◆ **YOUR GOAL**
Lines that contain the string "让风告诉你" are to be copied; leave out all others.

◆ **DATASET EXTRACT**
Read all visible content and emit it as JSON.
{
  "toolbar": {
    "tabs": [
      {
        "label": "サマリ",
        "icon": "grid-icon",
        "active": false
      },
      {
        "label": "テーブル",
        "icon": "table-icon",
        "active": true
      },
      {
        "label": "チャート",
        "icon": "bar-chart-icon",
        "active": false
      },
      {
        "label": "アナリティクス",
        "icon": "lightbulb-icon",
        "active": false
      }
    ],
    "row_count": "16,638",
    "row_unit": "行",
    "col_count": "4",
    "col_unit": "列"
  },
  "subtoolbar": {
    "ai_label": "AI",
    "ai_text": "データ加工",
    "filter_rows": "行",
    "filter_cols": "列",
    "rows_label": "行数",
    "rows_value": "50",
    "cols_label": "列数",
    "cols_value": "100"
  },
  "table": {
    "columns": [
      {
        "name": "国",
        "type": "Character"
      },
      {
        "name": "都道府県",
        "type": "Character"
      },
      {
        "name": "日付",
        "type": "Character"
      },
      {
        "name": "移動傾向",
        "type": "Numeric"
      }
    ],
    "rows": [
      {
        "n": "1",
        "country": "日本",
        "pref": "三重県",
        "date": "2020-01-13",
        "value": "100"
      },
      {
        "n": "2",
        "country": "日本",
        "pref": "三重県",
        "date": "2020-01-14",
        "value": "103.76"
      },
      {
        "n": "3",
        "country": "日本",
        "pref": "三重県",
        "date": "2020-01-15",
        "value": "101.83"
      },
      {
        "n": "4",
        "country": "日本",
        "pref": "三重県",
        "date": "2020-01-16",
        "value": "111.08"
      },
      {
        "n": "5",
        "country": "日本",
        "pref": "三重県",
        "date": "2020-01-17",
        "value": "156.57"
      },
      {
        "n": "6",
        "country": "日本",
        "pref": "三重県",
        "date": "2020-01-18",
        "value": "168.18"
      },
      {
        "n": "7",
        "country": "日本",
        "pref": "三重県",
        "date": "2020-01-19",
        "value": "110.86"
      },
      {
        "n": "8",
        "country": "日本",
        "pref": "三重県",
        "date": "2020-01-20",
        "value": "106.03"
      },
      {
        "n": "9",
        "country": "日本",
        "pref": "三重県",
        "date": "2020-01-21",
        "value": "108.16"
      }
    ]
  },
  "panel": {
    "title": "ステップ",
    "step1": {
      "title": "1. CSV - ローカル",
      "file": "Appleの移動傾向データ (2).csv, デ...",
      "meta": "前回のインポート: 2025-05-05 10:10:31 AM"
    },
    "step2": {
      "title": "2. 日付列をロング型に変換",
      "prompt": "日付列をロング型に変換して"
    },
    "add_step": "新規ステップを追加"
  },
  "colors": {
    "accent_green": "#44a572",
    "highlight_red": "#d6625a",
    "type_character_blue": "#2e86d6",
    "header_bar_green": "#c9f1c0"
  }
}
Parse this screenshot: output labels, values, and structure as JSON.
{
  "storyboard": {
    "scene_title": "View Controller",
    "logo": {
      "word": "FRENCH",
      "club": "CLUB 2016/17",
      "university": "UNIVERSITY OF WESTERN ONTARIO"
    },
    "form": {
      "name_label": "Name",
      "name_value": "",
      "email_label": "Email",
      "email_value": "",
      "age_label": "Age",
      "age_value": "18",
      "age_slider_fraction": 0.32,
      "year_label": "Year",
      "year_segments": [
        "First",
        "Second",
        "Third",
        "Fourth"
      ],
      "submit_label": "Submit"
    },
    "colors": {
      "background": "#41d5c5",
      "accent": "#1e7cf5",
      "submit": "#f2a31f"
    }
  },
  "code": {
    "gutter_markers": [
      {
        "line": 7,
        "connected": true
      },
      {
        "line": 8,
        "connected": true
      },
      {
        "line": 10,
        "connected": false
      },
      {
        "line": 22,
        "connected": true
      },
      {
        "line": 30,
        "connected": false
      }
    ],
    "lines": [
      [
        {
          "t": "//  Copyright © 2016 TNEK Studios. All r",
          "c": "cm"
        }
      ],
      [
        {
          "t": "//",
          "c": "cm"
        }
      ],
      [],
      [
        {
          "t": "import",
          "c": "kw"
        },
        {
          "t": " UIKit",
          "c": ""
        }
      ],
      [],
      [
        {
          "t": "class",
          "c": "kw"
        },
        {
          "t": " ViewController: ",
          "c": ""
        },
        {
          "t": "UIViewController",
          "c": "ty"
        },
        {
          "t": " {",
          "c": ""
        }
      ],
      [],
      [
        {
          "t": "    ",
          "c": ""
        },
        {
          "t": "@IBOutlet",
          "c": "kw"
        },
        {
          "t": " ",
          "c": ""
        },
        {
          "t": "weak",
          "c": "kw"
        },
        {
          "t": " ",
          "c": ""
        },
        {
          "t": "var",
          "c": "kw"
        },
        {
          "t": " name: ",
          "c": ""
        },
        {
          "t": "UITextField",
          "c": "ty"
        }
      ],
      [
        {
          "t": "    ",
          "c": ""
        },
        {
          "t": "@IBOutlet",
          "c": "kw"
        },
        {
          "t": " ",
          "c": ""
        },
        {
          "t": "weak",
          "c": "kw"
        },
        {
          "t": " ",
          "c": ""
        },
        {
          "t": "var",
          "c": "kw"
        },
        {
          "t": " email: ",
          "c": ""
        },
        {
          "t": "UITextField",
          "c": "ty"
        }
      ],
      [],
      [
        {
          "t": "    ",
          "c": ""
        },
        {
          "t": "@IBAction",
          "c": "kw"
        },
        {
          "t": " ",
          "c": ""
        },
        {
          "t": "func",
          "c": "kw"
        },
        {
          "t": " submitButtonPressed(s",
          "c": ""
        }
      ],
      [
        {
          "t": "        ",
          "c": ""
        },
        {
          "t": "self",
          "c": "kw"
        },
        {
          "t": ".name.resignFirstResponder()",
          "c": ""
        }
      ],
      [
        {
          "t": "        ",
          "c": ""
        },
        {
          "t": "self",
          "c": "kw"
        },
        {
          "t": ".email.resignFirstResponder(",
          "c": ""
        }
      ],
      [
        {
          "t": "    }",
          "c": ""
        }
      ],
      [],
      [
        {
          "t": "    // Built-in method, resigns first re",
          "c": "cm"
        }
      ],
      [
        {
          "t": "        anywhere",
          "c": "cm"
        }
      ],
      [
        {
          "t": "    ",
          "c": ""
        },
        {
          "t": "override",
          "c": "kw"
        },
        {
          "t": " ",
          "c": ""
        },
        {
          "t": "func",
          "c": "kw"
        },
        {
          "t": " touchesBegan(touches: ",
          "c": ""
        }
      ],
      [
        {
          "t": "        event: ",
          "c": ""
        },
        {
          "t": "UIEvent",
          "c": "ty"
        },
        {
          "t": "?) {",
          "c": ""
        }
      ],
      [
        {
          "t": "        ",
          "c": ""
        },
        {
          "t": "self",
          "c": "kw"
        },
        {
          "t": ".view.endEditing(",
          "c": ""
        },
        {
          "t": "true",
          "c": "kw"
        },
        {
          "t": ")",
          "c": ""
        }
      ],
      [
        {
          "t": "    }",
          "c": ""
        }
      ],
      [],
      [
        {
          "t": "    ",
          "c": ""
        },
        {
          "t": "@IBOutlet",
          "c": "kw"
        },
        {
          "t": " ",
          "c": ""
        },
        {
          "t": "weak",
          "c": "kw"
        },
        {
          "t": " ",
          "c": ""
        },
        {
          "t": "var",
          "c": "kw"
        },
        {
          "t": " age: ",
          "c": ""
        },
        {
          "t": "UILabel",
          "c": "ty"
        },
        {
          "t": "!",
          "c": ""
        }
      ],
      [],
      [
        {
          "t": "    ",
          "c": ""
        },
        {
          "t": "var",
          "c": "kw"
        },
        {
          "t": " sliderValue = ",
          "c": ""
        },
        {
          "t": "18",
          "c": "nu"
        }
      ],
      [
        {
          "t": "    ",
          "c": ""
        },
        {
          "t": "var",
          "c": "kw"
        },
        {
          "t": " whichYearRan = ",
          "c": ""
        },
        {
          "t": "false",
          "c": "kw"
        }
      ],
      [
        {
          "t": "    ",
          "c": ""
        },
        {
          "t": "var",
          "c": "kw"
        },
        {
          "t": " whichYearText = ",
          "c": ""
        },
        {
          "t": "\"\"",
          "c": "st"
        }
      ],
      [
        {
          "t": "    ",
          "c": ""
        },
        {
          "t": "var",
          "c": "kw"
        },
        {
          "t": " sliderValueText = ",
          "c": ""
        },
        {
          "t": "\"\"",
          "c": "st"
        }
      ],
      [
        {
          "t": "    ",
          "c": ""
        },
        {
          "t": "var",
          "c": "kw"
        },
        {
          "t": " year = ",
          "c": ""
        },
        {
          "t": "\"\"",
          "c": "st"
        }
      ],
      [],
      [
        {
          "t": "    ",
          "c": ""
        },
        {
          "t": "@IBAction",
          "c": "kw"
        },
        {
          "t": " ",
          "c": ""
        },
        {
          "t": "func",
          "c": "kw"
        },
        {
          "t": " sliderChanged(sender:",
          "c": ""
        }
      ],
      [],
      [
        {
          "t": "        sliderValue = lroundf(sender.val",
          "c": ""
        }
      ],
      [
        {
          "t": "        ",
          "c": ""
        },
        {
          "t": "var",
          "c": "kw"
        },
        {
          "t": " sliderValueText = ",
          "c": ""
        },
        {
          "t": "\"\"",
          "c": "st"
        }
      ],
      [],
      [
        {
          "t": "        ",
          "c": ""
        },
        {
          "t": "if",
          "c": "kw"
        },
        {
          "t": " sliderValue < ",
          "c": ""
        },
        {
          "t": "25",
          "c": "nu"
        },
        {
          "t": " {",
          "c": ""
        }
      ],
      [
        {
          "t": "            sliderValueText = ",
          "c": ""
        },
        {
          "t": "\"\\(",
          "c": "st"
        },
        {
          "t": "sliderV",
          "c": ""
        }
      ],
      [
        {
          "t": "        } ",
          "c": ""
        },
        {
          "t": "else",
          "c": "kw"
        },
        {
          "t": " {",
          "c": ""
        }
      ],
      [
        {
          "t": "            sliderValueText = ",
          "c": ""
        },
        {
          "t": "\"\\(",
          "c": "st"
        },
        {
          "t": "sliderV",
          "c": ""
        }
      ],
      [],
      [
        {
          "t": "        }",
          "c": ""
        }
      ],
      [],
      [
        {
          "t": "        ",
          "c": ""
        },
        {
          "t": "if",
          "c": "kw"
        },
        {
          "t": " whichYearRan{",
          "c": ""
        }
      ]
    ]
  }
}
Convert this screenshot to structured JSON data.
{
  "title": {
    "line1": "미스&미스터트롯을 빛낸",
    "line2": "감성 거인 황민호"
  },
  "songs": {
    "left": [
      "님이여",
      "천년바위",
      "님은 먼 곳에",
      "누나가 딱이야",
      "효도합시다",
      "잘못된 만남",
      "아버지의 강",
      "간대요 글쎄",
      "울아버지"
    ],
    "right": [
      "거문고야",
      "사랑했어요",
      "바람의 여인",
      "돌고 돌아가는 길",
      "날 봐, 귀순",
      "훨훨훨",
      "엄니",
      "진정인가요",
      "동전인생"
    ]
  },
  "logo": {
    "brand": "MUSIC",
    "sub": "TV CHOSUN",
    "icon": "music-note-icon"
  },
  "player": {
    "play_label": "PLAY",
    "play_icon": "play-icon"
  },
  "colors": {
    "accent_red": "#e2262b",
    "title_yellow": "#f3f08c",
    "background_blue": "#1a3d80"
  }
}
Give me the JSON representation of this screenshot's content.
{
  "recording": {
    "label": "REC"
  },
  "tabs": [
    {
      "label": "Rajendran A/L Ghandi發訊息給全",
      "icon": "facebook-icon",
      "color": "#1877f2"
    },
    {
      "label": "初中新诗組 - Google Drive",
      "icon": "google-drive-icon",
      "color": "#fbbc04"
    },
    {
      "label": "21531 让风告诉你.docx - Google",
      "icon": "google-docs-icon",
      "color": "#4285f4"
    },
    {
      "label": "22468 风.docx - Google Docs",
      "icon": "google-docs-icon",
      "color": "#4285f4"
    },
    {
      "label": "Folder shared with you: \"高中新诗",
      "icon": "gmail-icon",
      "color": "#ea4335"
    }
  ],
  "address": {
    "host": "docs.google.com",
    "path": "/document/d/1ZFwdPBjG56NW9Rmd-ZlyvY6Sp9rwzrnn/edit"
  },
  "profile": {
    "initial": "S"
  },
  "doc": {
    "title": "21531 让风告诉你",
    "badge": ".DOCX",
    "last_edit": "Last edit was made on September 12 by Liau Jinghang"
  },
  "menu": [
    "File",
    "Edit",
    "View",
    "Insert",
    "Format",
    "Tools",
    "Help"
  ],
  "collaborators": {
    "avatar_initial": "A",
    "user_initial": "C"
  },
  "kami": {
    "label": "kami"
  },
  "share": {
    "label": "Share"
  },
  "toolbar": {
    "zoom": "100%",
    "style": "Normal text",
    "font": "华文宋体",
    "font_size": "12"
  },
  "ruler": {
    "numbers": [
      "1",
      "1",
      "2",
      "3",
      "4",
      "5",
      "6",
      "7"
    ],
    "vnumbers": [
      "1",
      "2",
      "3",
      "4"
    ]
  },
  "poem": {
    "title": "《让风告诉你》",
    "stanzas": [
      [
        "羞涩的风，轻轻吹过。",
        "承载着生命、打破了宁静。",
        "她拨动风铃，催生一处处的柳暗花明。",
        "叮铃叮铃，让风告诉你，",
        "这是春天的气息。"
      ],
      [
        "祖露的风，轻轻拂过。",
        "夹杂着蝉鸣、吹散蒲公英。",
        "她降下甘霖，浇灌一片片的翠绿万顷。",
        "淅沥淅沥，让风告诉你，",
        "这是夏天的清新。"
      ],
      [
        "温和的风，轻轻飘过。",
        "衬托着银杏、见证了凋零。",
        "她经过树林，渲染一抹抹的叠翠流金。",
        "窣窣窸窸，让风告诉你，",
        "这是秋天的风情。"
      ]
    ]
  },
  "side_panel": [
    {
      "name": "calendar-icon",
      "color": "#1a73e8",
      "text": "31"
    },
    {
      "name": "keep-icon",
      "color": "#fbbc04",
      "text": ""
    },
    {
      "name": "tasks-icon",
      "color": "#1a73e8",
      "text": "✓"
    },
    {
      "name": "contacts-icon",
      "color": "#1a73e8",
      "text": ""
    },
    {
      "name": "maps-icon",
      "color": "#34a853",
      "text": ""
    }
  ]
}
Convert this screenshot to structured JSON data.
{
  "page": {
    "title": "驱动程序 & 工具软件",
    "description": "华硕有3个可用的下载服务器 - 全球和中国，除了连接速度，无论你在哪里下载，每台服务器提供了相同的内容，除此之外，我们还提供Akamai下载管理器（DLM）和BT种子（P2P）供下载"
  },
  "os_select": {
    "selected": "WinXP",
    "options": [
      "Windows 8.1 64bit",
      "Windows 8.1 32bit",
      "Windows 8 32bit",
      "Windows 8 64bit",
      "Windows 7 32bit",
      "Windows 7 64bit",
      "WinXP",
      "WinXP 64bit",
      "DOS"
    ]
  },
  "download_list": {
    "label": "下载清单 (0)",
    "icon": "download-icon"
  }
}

◆ **SOLUTION BELOW**
      "label": "21531 让风告诉你.docx - Google",
    "title": "21531 让风告诉你",
    "title": "《让风告诉你》",
        "叮铃叮铃，让风告诉你，",
        "淅沥淅沥，让风告诉你，",
        "窣窣窸窸，让风告诉你，",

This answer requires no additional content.